Exercise task: Your task is to copy the listing exactly. Drop any pictures from the copy.

Stored records

====

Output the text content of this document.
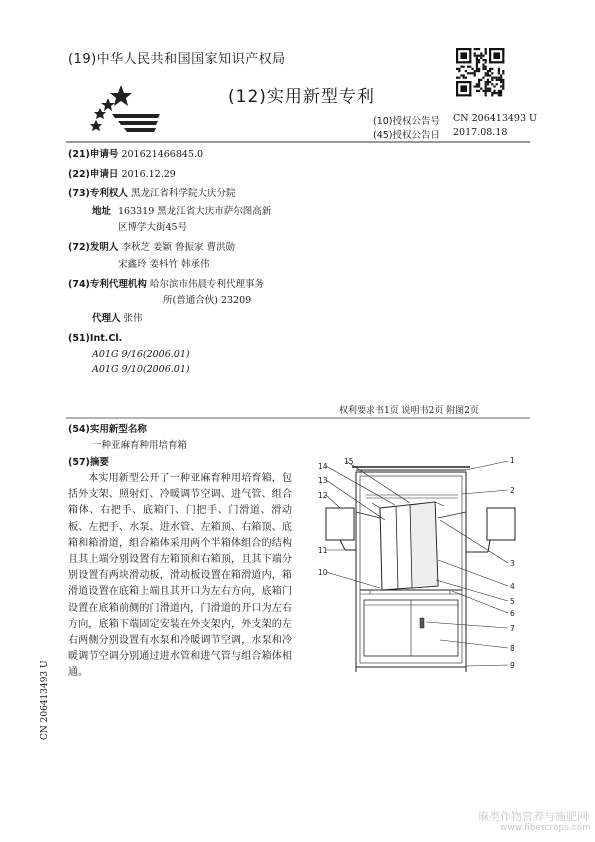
(19)中华人民共和国国家知识产权局
(12)实用新型专利
(10)授权公告号 CN 206413493 U
(45)授权公告日 2017.08.18
(21)申请号 201621466845.0
(22)申请日 2016.12.29
(73)专利权人 黑龙江省科学院大庆分院
地址 163319 黑龙江省大庆市萨尔图高新
区博学大街45号
(72)发明人 李秋芝 姜颖 鲁振家 曹洪勋
宋鑫玲 姜枓竹 韩承伟
(74)专利代理机构 哈尔滨市伟晨专利代理事务
所(普通合伙) 23209
代理人 张伟
(51)Int.Cl.
A01G 9/16(2006.01)
A01G 9/10(2006.01)
权利要求书1页 说明书2页 附图2页
(54)实用新型名称
一种亚麻育种用培育箱
(57)摘要
本实用新型公开了一种亚麻育种用培育箱，包括外支架、照射灯、冷暖调节空调、进气管、组合箱体、右把手、底箱门、门把手、门滑道、滑动板、左把手、水泵、进水管、左箱顶、右箱顶、底箱和箱滑道，组合箱体采用两个半箱体组合的结构且其上端分别设置有左箱顶和右箱顶，且其下端分别设置有两块滑动板，滑动板设置在箱滑道内，箱滑道设置在底箱上端且其开口为左右方向，底箱门设置在底箱前侧的门滑道内，门滑道的开口为左右方向，底箱下端固定安装在外支架内，外支架的左右两侧分别设置有水泵和冷暖调节空调，水泵和冷暖调节空调分别通过进水管和进气管与组合箱体相通。
CN 206413493 U
1
2
3
4
5
6
7
8
9
10
11
12
13
14
15
麻类作物营养与施肥网
www.fibercrops.com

====

Answer to this problem:
Output the text content of this document.
(19)中华人民共和国国家知识产权局
(12)实用新型专利
(10)授权公告号 CN 206413493 U
(45)授权公告日 2017.08.18
(21)申请号 201621466845.0
(22)申请日 2016.12.29
(73)专利权人 黑龙江省科学院大庆分院
地址 163319 黑龙江省大庆市萨尔图高新
区博学大街45号
(72)发明人 李秋芝 姜颖 鲁振家 曹洪勋
宋鑫玲 姜枓竹 韩承伟
(74)专利代理机构 哈尔滨市伟晨专利代理事务
所(普通合伙) 23209
代理人 张伟
(51)Int.Cl.
A01G 9/16(2006.01)
A01G 9/10(2006.01)
权利要求书1页 说明书2页 附图2页
(54)实用新型名称
一种亚麻育种用培育箱
(57)摘要
本实用新型公开了一种亚麻育种用培育箱，包括外支架、照射灯、冷暖调节空调、进气管、组合箱体、右把手、底箱门、门把手、门滑道、滑动板、左把手、水泵、进水管、左箱顶、右箱顶、底箱和箱滑道，组合箱体采用两个半箱体组合的结构且其上端分别设置有左箱顶和右箱顶，且其下端分别设置有两块滑动板，滑动板设置在箱滑道内，箱滑道设置在底箱上端且其开口为左右方向，底箱门设置在底箱前侧的门滑道内，门滑道的开口为左右方向，底箱下端固定安装在外支架内，外支架的左右两侧分别设置有水泵和冷暖调节空调，水泵和冷暖调节空调分别通过进水管和进气管与组合箱体相通。
CN 206413493 U
1
2
3
4
5
6
7
8
9
10
11
12
13
14
15
麻类作物营养与施肥网
www.fibercrops.com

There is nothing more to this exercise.